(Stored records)
☆ ☆ ☆ ☆ ☆
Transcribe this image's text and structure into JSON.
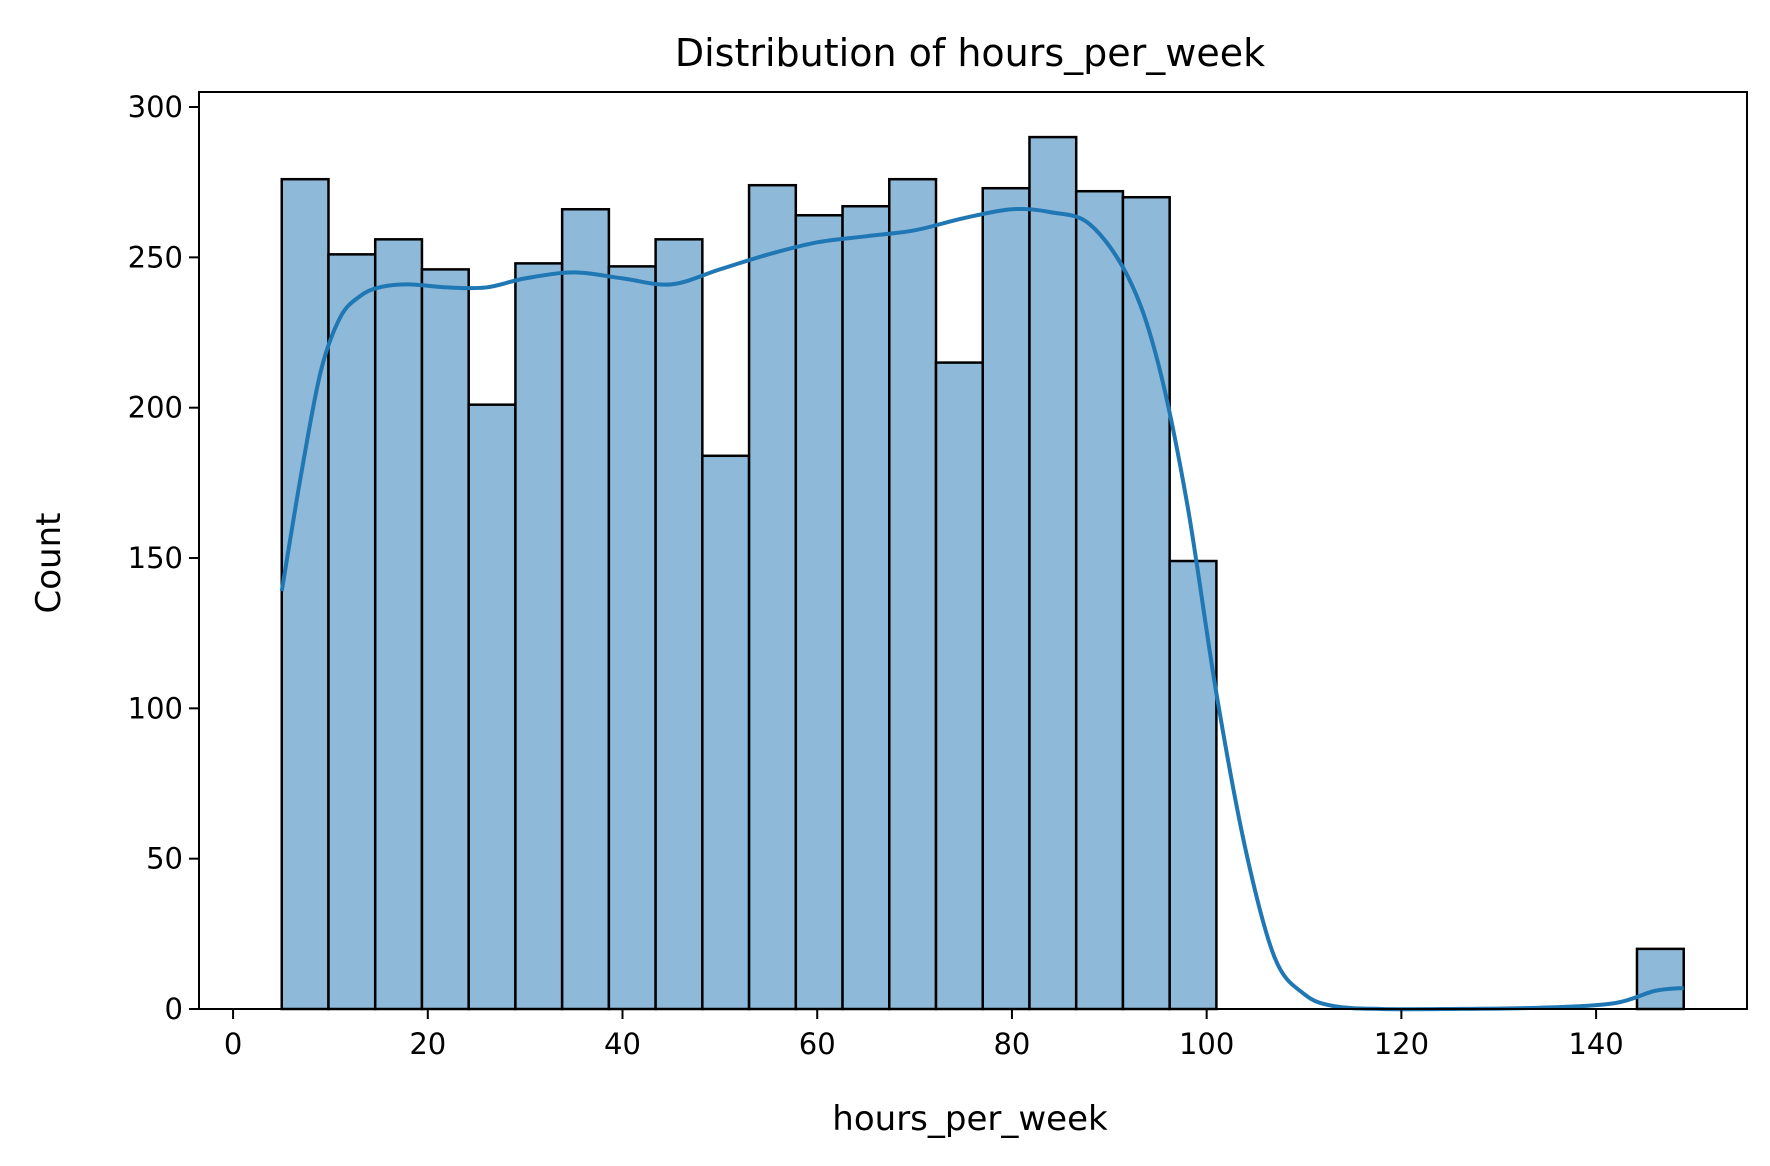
{
  "chart_data": {
    "type": "bar",
    "title": "Distribution of hours_per_week",
    "xlabel": "hours_per_week",
    "ylabel": "Count",
    "xlim": [
      -3.5,
      155.5
    ],
    "ylim": [
      0,
      305
    ],
    "xticks": [
      0,
      20,
      40,
      60,
      80,
      100,
      120,
      140
    ],
    "yticks": [
      0,
      50,
      100,
      150,
      200,
      250,
      300
    ],
    "bin_edges": [
      5,
      9.8,
      14.6,
      19.4,
      24.2,
      29,
      33.8,
      38.6,
      43.4,
      48.2,
      53,
      57.8,
      62.6,
      67.4,
      72.2,
      77,
      81.8,
      86.6,
      91.4,
      96.2,
      101,
      105.8,
      110.6,
      115.4,
      120.2,
      125,
      129.8,
      134.6,
      139.4,
      144.2,
      149
    ],
    "values": [
      276,
      251,
      256,
      246,
      201,
      248,
      266,
      247,
      256,
      184,
      274,
      264,
      267,
      276,
      215,
      273,
      290,
      272,
      270,
      149,
      0,
      0,
      0,
      0,
      0,
      0,
      0,
      0,
      0,
      20
    ],
    "kde": {
      "x": [
        5,
        7,
        9,
        11,
        13,
        15,
        18,
        22,
        26,
        30,
        35,
        40,
        45,
        50,
        55,
        60,
        65,
        70,
        75,
        80,
        84,
        88,
        92,
        95,
        98,
        101,
        104,
        107,
        110,
        113,
        118,
        125,
        135,
        142,
        146,
        149
      ],
      "y": [
        139,
        178,
        212,
        230,
        237,
        240,
        241,
        240,
        240,
        243,
        245,
        243,
        241,
        246,
        251,
        255,
        257,
        259,
        263,
        266,
        265,
        261,
        243,
        215,
        168,
        105,
        53,
        17,
        5,
        1,
        0,
        0,
        0.5,
        2,
        6,
        7
      ]
    },
    "colors": {
      "bar_fill": "#8fb9d9",
      "bar_edge": "#000000",
      "kde_line": "#1f77b4"
    },
    "grid": false,
    "legend": "none"
  }
}
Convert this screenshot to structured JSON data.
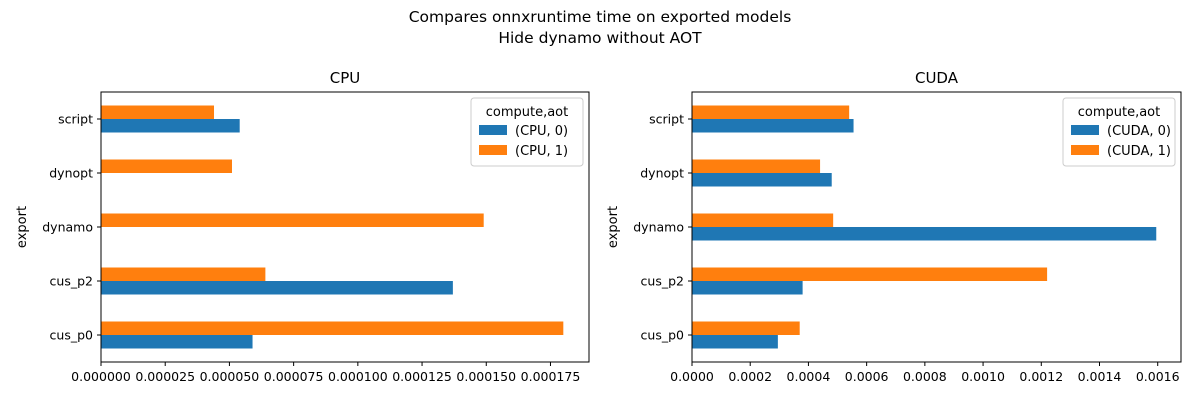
{
  "suptitle": [
    "Compares onnxruntime time on exported models",
    "Hide dynamo without AOT"
  ],
  "colors": {
    "series0": "#1f77b4",
    "series1": "#ff7f0e"
  },
  "chart_data": [
    {
      "type": "bar",
      "orientation": "horizontal",
      "title": "CPU",
      "ylabel": "export",
      "xlabel": "",
      "categories": [
        "cus_p0",
        "cus_p2",
        "dynamo",
        "dynopt",
        "script"
      ],
      "series": [
        {
          "name": "(CPU, 0)",
          "values": [
            5.9e-05,
            0.000137,
            null,
            null,
            5.4e-05
          ]
        },
        {
          "name": "(CPU, 1)",
          "values": [
            0.00018,
            6.4e-05,
            0.000149,
            5.1e-05,
            4.4e-05
          ]
        }
      ],
      "xlim": [
        0,
        0.00019
      ],
      "xticks": [
        "0.000000",
        "0.000025",
        "0.000050",
        "0.000075",
        "0.000100",
        "0.000125",
        "0.000150",
        "0.000175"
      ],
      "xtick_values": [
        0,
        2.5e-05,
        5e-05,
        7.5e-05,
        0.0001,
        0.000125,
        0.00015,
        0.000175
      ],
      "legend": {
        "title": "compute,aot",
        "placement": "upper right"
      }
    },
    {
      "type": "bar",
      "orientation": "horizontal",
      "title": "CUDA",
      "ylabel": "export",
      "xlabel": "",
      "categories": [
        "cus_p0",
        "cus_p2",
        "dynamo",
        "dynopt",
        "script"
      ],
      "series": [
        {
          "name": "(CUDA, 0)",
          "values": [
            0.000295,
            0.00038,
            0.001595,
            0.00048,
            0.000555
          ]
        },
        {
          "name": "(CUDA, 1)",
          "values": [
            0.00037,
            0.00122,
            0.000485,
            0.00044,
            0.00054
          ]
        }
      ],
      "xlim": [
        0,
        0.00168
      ],
      "xticks": [
        "0.0000",
        "0.0002",
        "0.0004",
        "0.0006",
        "0.0008",
        "0.0010",
        "0.0012",
        "0.0014",
        "0.0016"
      ],
      "xtick_values": [
        0,
        0.0002,
        0.0004,
        0.0006,
        0.0008,
        0.001,
        0.0012,
        0.0014,
        0.0016
      ],
      "legend": {
        "title": "compute,aot",
        "placement": "upper right"
      }
    }
  ]
}
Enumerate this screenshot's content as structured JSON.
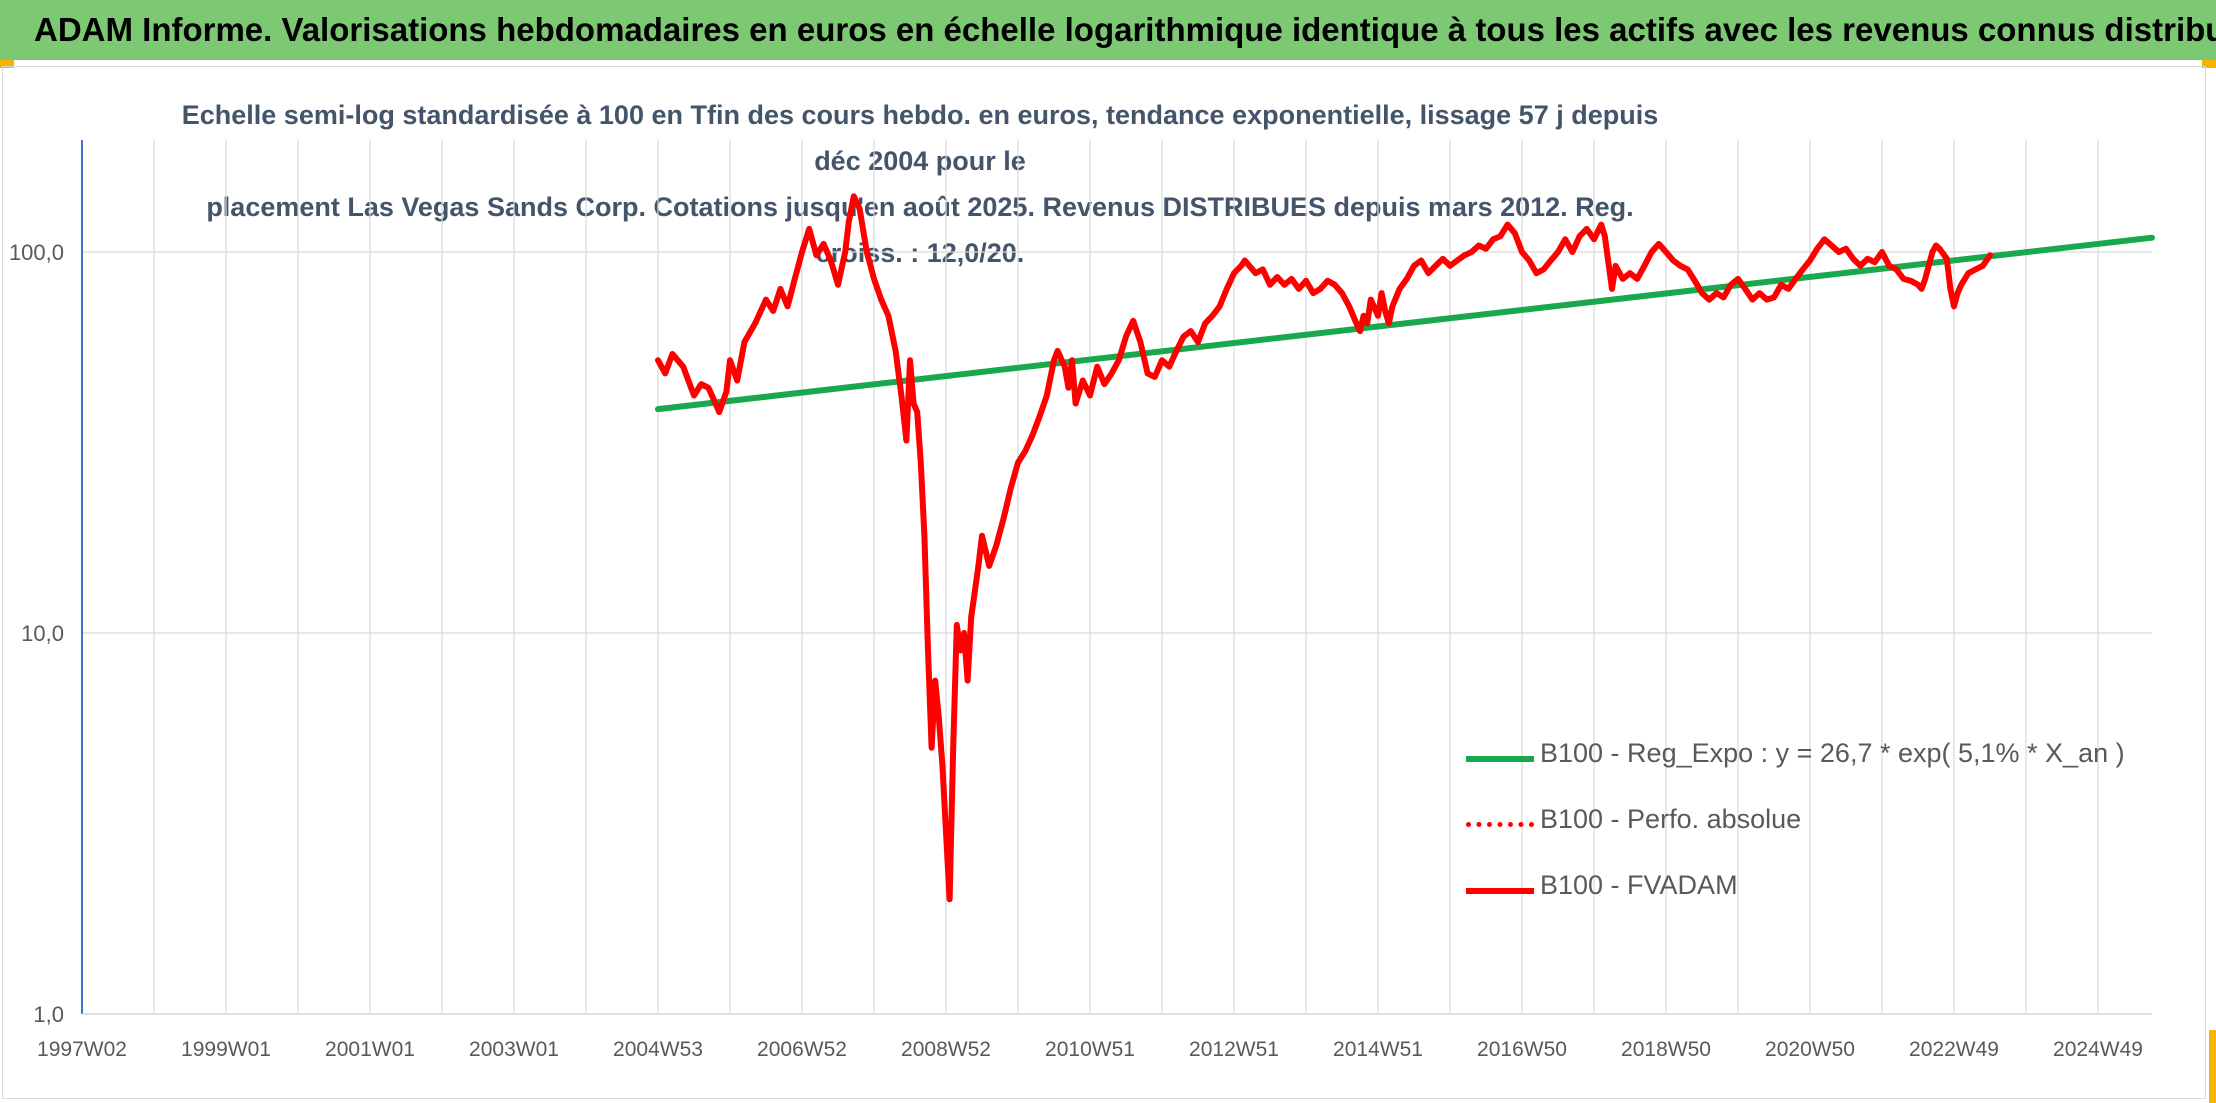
☆ ☆ ☆ ☆ ☆
_WORK TO DO:_
Pick out each line containing the string "JSON" and copy it.

_OUTPUT:_
Transcribe this image's text and structure into JSON.
Convert this screenshot to structured JSON data.
Enumerate this screenshot's content as structured JSON.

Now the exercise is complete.